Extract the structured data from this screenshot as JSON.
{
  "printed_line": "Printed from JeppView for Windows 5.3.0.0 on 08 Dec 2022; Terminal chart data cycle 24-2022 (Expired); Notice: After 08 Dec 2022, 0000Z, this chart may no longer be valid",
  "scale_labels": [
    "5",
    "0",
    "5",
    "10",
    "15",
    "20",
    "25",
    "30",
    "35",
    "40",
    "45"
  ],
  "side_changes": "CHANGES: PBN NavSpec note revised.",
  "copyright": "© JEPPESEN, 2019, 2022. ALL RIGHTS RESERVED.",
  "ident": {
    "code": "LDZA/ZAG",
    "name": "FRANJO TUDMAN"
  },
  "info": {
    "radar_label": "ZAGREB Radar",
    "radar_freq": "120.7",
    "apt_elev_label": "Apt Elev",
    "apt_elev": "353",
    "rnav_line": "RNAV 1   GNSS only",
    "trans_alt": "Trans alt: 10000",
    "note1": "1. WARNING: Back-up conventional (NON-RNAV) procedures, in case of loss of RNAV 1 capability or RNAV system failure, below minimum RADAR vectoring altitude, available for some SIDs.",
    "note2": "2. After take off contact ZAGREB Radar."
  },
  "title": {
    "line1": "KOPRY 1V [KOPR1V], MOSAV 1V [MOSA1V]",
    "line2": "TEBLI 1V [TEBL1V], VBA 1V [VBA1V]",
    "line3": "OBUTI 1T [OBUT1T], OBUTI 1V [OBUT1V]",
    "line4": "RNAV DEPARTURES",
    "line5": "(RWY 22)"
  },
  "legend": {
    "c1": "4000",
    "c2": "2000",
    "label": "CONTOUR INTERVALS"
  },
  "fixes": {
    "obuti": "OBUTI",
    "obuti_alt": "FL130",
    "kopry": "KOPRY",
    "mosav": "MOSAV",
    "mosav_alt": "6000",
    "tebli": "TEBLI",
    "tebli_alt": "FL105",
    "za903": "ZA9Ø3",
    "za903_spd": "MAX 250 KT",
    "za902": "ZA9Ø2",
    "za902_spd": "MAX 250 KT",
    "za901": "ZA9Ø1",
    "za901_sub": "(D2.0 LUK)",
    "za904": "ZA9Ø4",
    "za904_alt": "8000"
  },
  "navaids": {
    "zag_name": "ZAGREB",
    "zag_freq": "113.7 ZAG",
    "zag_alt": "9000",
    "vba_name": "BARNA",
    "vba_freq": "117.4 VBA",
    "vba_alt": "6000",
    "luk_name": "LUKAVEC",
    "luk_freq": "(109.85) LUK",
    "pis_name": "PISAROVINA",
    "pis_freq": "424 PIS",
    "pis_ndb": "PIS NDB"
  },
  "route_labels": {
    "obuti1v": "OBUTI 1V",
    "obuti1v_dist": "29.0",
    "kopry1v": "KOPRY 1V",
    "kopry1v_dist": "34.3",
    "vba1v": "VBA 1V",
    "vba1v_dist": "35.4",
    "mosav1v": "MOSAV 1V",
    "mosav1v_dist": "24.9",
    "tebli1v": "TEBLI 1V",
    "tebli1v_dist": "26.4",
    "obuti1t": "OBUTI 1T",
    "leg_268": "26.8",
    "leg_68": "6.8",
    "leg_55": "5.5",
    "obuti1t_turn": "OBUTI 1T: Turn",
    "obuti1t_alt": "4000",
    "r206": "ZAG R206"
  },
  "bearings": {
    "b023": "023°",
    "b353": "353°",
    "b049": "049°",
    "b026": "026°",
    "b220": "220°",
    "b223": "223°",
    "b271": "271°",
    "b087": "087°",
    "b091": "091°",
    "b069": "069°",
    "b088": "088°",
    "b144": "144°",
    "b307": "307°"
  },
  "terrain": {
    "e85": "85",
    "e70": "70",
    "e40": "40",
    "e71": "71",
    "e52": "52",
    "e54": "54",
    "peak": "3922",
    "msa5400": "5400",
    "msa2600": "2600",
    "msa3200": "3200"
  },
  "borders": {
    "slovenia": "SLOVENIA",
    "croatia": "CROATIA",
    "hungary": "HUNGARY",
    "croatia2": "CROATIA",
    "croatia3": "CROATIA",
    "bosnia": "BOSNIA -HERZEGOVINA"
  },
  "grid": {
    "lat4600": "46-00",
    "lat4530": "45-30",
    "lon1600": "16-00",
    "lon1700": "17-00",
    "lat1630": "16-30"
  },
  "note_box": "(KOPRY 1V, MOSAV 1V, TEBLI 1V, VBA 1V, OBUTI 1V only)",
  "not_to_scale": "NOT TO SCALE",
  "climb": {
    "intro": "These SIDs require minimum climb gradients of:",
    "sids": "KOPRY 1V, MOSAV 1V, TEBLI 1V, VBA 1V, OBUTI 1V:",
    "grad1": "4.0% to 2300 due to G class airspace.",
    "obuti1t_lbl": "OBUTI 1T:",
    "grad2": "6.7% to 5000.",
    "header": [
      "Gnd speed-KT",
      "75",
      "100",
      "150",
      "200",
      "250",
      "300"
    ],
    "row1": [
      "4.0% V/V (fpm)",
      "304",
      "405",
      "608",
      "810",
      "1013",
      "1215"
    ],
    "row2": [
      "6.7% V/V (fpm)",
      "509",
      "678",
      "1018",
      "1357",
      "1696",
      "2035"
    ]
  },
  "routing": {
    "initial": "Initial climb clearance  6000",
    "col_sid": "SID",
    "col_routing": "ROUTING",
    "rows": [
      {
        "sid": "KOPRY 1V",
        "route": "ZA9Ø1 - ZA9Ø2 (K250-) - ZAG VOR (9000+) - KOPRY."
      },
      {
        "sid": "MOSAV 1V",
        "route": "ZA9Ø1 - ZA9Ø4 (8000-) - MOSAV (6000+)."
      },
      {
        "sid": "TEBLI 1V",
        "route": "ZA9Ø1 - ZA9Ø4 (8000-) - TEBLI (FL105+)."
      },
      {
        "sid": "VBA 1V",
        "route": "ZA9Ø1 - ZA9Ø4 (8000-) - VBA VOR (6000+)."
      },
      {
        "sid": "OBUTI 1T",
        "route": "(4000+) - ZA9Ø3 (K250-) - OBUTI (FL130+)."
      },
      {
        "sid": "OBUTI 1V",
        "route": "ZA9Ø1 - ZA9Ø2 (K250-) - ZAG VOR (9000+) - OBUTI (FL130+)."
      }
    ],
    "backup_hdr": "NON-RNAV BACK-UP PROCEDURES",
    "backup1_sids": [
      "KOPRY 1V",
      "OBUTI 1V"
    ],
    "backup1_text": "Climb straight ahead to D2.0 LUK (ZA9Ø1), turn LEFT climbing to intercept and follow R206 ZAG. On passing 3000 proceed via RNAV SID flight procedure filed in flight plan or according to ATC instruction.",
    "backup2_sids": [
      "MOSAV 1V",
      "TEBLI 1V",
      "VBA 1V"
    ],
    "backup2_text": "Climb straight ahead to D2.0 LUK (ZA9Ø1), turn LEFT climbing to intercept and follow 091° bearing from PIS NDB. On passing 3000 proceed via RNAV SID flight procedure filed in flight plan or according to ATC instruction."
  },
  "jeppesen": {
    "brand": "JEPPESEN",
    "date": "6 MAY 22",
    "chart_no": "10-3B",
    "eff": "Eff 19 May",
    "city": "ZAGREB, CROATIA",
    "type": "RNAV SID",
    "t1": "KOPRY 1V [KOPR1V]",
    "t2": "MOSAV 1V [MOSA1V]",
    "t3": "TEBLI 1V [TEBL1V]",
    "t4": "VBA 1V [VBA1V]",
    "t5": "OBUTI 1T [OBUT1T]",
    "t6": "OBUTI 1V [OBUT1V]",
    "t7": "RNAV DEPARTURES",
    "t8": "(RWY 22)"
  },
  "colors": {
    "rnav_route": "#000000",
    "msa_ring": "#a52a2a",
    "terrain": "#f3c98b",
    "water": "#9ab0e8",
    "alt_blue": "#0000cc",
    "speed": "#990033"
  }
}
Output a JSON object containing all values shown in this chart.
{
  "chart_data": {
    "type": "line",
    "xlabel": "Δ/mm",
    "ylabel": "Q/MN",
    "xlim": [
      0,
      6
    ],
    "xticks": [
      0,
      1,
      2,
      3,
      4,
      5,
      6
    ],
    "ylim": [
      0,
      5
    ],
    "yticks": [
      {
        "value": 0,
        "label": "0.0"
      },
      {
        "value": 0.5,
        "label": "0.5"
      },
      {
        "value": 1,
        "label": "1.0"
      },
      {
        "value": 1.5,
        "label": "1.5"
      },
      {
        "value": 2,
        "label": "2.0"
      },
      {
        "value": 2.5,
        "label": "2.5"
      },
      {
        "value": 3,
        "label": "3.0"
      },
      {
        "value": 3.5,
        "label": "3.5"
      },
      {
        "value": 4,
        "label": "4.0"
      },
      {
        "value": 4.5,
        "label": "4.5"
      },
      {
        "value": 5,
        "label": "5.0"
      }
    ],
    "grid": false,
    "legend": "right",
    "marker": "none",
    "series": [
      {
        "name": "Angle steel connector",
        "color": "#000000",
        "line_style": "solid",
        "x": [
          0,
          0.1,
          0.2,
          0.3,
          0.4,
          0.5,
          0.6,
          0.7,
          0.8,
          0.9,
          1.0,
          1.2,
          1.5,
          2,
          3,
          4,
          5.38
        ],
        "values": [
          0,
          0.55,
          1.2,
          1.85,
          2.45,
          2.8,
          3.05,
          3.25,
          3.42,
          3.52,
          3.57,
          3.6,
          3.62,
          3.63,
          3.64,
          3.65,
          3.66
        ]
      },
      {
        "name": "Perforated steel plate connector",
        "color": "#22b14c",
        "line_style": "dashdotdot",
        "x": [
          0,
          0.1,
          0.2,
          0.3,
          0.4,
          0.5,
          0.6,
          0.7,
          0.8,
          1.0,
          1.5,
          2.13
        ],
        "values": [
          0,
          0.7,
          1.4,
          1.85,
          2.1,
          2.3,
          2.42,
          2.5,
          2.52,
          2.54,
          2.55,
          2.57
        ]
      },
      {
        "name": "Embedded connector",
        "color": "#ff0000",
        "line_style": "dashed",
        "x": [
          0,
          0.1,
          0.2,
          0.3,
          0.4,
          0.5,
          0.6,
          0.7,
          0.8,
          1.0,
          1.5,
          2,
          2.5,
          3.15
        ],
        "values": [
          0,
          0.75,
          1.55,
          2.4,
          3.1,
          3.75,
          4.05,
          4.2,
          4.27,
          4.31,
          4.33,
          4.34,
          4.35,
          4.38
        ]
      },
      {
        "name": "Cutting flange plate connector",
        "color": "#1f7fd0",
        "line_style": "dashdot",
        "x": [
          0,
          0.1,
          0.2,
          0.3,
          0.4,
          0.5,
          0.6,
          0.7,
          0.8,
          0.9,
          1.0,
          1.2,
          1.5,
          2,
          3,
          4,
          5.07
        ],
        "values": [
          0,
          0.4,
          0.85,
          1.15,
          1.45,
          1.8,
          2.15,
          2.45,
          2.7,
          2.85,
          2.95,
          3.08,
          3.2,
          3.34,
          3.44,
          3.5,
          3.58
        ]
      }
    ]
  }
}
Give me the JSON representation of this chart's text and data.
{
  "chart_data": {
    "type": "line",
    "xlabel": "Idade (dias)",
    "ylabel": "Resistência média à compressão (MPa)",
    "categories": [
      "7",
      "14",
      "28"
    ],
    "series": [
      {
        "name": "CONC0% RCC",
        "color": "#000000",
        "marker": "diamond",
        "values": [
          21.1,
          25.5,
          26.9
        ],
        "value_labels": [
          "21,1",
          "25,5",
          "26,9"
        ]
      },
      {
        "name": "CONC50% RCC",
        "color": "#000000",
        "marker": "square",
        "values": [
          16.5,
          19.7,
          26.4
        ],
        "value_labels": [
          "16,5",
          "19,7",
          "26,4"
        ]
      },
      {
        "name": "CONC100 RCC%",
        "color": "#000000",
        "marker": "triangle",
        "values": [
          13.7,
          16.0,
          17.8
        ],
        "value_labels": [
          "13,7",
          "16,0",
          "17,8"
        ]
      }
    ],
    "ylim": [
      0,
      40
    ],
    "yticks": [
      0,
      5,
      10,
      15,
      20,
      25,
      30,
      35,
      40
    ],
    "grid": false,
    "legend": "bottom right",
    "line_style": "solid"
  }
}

------

_Challenge_
Write out only the final block of lines, starting at the line with "Give me the" and running to the end of the material.

_Result_
Give me the JSON representation of this chart's text and data.
{
  "chart_data": {
    "type": "line",
    "xlabel": "Idade (dias)",
    "ylabel": "Resistência média à compressão (MPa)",
    "categories": [
      "7",
      "14",
      "28"
    ],
    "series": [
      {
        "name": "CONC0% RCC",
        "color": "#000000",
        "marker": "diamond",
        "values": [
          21.1,
          25.5,
          26.9
        ],
        "value_labels": [
          "21,1",
          "25,5",
          "26,9"
        ]
      },
      {
        "name": "CONC50% RCC",
        "color": "#000000",
        "marker": "square",
        "values": [
          16.5,
          19.7,
          26.4
        ],
        "value_labels": [
          "16,5",
          "19,7",
          "26,4"
        ]
      },
      {
        "name": "CONC100 RCC%",
        "color": "#000000",
        "marker": "triangle",
        "values": [
          13.7,
          16.0,
          17.8
        ],
        "value_labels": [
          "13,7",
          "16,0",
          "17,8"
        ]
      }
    ],
    "ylim": [
      0,
      40
    ],
    "yticks": [
      0,
      5,
      10,
      15,
      20,
      25,
      30,
      35,
      40
    ],
    "grid": false,
    "legend": "bottom right",
    "line_style": "solid"
  }
}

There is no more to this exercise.